[Data entries]
________________________________________

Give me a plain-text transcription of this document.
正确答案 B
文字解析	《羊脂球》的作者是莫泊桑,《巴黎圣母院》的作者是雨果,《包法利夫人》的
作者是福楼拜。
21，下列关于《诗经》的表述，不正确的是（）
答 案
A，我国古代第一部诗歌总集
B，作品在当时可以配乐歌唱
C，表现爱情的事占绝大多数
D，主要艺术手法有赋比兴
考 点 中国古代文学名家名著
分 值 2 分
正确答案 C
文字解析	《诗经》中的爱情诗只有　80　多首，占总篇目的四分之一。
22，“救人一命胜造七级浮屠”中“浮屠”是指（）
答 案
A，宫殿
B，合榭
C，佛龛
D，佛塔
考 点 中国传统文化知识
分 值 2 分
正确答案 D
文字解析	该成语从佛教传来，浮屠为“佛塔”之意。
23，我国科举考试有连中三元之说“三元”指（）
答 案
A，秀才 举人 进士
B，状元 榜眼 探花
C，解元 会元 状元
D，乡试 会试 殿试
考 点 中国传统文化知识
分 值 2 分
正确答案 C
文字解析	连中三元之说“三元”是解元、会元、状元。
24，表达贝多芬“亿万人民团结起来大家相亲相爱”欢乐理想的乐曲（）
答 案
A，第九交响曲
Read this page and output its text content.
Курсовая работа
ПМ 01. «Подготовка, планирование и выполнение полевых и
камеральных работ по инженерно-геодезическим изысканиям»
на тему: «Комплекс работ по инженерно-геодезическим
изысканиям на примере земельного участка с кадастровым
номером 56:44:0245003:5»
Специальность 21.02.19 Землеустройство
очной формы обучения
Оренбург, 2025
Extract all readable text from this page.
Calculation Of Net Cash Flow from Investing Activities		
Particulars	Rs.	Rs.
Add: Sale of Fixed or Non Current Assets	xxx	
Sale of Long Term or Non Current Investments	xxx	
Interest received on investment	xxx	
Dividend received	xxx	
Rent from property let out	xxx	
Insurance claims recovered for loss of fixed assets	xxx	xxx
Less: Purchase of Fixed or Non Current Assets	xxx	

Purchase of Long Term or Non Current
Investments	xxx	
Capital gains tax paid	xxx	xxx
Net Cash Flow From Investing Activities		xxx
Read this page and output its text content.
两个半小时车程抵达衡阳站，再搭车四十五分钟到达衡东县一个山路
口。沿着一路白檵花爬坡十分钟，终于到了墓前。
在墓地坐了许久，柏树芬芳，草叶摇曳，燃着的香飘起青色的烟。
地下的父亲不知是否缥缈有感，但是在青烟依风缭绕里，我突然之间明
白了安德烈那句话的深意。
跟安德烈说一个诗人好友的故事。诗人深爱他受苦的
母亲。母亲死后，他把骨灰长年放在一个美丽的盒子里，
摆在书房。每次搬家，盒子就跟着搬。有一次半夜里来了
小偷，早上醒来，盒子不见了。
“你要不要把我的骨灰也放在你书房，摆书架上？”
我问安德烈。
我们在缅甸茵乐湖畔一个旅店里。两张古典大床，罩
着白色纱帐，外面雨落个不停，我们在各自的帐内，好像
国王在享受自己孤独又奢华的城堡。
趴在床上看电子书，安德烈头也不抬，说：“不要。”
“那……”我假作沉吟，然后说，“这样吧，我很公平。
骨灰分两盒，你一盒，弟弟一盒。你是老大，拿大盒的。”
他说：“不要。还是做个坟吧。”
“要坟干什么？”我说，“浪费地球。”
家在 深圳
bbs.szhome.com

________________________________________

→ Written task
Reproduce every record, matching each line exactly.

→ Solution to this problem
Give me a plain-text transcription of this document.
正确答案 B
文字解析	《羊脂球》的作者是莫泊桑,《巴黎圣母院》的作者是雨果,《包法利夫人》的
作者是福楼拜。
21，下列关于《诗经》的表述，不正确的是（）
答 案
A，我国古代第一部诗歌总集
B，作品在当时可以配乐歌唱
C，表现爱情的事占绝大多数
D，主要艺术手法有赋比兴
考 点 中国古代文学名家名著
分 值 2 分
正确答案 C
文字解析	《诗经》中的爱情诗只有　80　多首，占总篇目的四分之一。
22，“救人一命胜造七级浮屠”中“浮屠”是指（）
答 案
A，宫殿
B，合榭
C，佛龛
D，佛塔
考 点 中国传统文化知识
分 值 2 分
正确答案 D
文字解析	该成语从佛教传来，浮屠为“佛塔”之意。
23，我国科举考试有连中三元之说“三元”指（）
答 案
A，秀才 举人 进士
B，状元 榜眼 探花
C，解元 会元 状元
D，乡试 会试 殿试
考 点 中国传统文化知识
分 值 2 分
正确答案 C
文字解析	连中三元之说“三元”是解元、会元、状元。
24，表达贝多芬“亿万人民团结起来大家相亲相爱”欢乐理想的乐曲（）
答 案
A，第九交响曲
Read this page and output its text content.
Курсовая работа
ПМ 01. «Подготовка, планирование и выполнение полевых и
камеральных работ по инженерно-геодезическим изысканиям»
на тему: «Комплекс работ по инженерно-геодезическим
изысканиям на примере земельного участка с кадастровым
номером 56:44:0245003:5»
Специальность 21.02.19 Землеустройство
очной формы обучения
Оренбург, 2025
Extract all readable text from this page.
Calculation Of Net Cash Flow from Investing Activities		
Particulars	Rs.	Rs.
Add: Sale of Fixed or Non Current Assets	xxx	
Sale of Long Term or Non Current Investments	xxx	
Interest received on investment	xxx	
Dividend received	xxx	
Rent from property let out	xxx	
Insurance claims recovered for loss of fixed assets	xxx	xxx
Less: Purchase of Fixed or Non Current Assets	xxx	

Purchase of Long Term or Non Current
Investments	xxx	
Capital gains tax paid	xxx	xxx
Net Cash Flow From Investing Activities		xxx
Read this page and output its text content.
两个半小时车程抵达衡阳站，再搭车四十五分钟到达衡东县一个山路
口。沿着一路白檵花爬坡十分钟，终于到了墓前。
在墓地坐了许久，柏树芬芳，草叶摇曳，燃着的香飘起青色的烟。
地下的父亲不知是否缥缈有感，但是在青烟依风缭绕里，我突然之间明
白了安德烈那句话的深意。
跟安德烈说一个诗人好友的故事。诗人深爱他受苦的
母亲。母亲死后，他把骨灰长年放在一个美丽的盒子里，
摆在书房。每次搬家，盒子就跟着搬。有一次半夜里来了
小偷，早上醒来，盒子不见了。
“你要不要把我的骨灰也放在你书房，摆书架上？”
我问安德烈。
我们在缅甸茵乐湖畔一个旅店里。两张古典大床，罩
着白色纱帐，外面雨落个不停，我们在各自的帐内，好像
国王在享受自己孤独又奢华的城堡。
趴在床上看电子书，安德烈头也不抬，说：“不要。”
“那……”我假作沉吟，然后说，“这样吧，我很公平。
骨灰分两盒，你一盒，弟弟一盒。你是老大，拿大盒的。”
他说：“不要。还是做个坟吧。”
“要坟干什么？”我说，“浪费地球。”
家在 深圳
bbs.szhome.com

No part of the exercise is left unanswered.